**SOURCE DOCUMENT**:
== == ==
[thelist] SEO and dynamic URL's

Michael Dinowitz mdinowit at gmail.com
Thu Jul 8 21:05:43 CDT 2004

So basically the url rewriter is a separate process/plugin that is
called before IIS gets the url? This is what you say below, but how
does it get the url before hand? Is it that IIS gets the url and the
rewriter parses it before IIS makes use of it?
Either way, your still talking an additional process. Add to that the
fact that you have to write new 'rules' for each sub directory or
mapping and it looks like more work. Yes, it may work just as well or
better, but why bother if you don't have to?
Let me be as blunt as possible when I say I don't trust IIS at all and
I'm only using it because I'm forced to (Website was decommissioned).
Because I don't trust it, I'm not going to make it do anything other
than serve a web page. Parsing, SES alterations, whatever can be done
with CF and I trust that a whole lot more.
== == ==
**ITEMS**:
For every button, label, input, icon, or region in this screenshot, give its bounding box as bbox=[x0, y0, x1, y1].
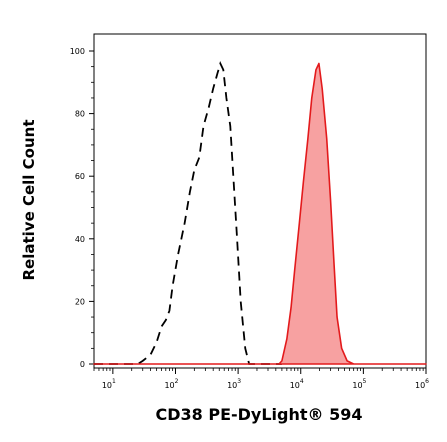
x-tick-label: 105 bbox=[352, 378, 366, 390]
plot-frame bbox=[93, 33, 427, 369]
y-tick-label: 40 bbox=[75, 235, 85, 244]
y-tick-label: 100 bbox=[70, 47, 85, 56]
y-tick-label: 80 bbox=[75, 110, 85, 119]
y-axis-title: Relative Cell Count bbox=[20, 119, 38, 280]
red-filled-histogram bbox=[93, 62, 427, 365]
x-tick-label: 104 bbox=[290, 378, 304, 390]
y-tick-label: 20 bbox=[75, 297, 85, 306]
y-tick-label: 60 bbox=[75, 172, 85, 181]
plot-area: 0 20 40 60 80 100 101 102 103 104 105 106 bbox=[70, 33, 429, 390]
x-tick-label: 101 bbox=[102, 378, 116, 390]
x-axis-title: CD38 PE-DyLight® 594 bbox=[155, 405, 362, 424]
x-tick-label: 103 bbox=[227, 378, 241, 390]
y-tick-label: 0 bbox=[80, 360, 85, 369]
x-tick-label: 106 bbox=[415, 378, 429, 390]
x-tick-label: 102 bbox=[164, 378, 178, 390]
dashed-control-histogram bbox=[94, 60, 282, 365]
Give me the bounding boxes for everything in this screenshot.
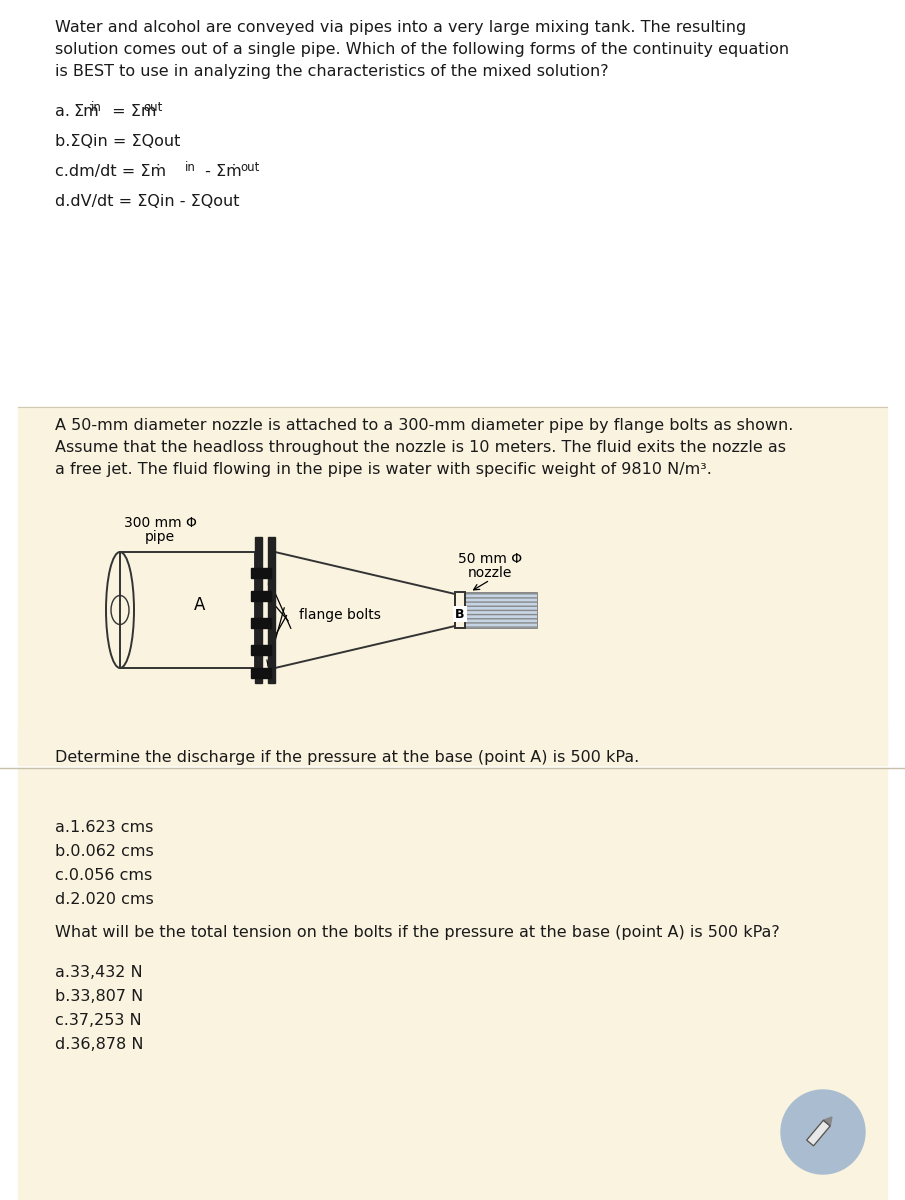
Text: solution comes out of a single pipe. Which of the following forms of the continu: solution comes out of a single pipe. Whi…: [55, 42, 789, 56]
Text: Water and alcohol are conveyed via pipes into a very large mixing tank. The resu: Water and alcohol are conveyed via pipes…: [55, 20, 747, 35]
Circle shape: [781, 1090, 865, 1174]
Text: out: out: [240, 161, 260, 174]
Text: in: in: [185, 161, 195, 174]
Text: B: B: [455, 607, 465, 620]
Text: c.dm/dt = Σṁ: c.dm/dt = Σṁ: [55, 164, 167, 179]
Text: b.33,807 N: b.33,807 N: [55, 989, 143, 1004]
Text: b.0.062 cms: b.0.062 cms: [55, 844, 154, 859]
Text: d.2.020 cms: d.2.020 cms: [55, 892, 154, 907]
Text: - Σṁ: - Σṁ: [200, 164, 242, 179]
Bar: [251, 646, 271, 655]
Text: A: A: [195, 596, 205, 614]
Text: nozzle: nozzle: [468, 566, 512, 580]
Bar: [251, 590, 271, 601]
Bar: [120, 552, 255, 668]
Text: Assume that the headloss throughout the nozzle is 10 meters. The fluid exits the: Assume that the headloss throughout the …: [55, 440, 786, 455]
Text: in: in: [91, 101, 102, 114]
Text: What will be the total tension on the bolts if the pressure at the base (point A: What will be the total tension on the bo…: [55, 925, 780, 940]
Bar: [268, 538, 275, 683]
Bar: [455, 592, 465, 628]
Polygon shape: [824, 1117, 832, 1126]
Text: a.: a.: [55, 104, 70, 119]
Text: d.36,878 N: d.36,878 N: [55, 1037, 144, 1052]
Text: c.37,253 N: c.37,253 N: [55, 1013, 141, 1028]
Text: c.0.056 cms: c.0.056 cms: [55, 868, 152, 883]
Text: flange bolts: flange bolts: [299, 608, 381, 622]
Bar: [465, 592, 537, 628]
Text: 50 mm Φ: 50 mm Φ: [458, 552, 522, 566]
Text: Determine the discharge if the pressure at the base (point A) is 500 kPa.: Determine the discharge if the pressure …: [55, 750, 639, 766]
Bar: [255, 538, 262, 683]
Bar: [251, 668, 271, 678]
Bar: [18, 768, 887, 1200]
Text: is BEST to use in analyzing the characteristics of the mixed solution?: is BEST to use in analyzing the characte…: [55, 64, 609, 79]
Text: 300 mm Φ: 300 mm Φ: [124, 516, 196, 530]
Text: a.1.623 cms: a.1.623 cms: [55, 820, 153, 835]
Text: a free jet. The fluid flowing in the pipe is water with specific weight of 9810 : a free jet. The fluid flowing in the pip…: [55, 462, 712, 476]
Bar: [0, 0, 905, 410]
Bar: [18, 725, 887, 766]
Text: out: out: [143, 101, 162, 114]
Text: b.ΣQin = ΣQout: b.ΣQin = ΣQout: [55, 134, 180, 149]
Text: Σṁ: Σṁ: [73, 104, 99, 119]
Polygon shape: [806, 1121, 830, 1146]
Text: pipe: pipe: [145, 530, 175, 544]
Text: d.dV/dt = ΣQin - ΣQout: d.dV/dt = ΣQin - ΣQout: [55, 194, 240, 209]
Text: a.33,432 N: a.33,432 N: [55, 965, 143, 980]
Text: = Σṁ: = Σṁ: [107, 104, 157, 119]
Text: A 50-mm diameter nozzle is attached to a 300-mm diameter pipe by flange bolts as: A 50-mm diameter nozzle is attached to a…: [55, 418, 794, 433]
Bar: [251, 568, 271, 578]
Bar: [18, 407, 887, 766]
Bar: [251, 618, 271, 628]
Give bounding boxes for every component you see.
== == ==
**DIRECTIONS**:
[1] Please repeat the listing from the line holding "x-tick-label: 105 bbox=[352, 378, 366, 390]" through the line holding "x-tick-label: 104 bbox=[290, 378, 304, 390]", including both of those lines.
[2] Carry on the post about URL rewriting and IIS, starting after its final sentence.
The post about URL rewriting and IIS and the listing are unrelated pieces of material.

**IN RESPONSE**:
[1]
x-tick-label: 105 bbox=[352, 378, 366, 390]
plot-frame bbox=[93, 33, 427, 369]
y-tick-label: 40 bbox=[75, 235, 85, 244]
y-tick-label: 100 bbox=[70, 47, 85, 56]
y-tick-label: 80 bbox=[75, 110, 85, 119]
y-axis-title: Relative Cell Count bbox=[20, 119, 38, 280]
red-filled-histogram bbox=[93, 62, 427, 365]
x-tick-label: 104 bbox=[290, 378, 304, 390]

[2]
Of course, if Bob Denny does resurrect Website I'll just be moving
back to it and the great thing about my function is that with a small
tweak it works just as well with that webserver as well. Might even
work without the tweak. :)
At some point I will look into the rewriter just to know more, but
it's not at the top of my list. A few more articles, a comic book and
an advertising interface are above it at the very least.  No rest for
the wicked. :)
On Thu, 8 Jul 2004 21:05:12 -0400, Joshua Olson <joshua at waetech.com> wrote:
> > -----Original Message-----
> > From: Michael Dinowitz
> > Sent: Thursday, July 08, 2004 6:51 PM
> > I prefer to do it within CF rather than within the webserver due to my
> > bias. I believe that doing it within the webserver would basically
> > mean that the url that's being called is captured and redirected
> > rather than being gone to directly. Also, I just think it's kind of
> > ugly. You have no idea what's being passed, why, where, what it means,
> > etc. What happens when your looking for a file 3 directories down
> > rather than 2. How does the url rewriter know where the url stops and
> > the variables begin.
> Michael,
> I understand what you mean regarding CF.  But, some of your other statements
> are not entirely accurate.  For example, you said :
> "I believe that doing it within the webserver would basically
> mean that the url that's being called is captured and redirected
> rather than being gone to directly."
> That is not accurate.  When doing URL rewrites, there is no redirection.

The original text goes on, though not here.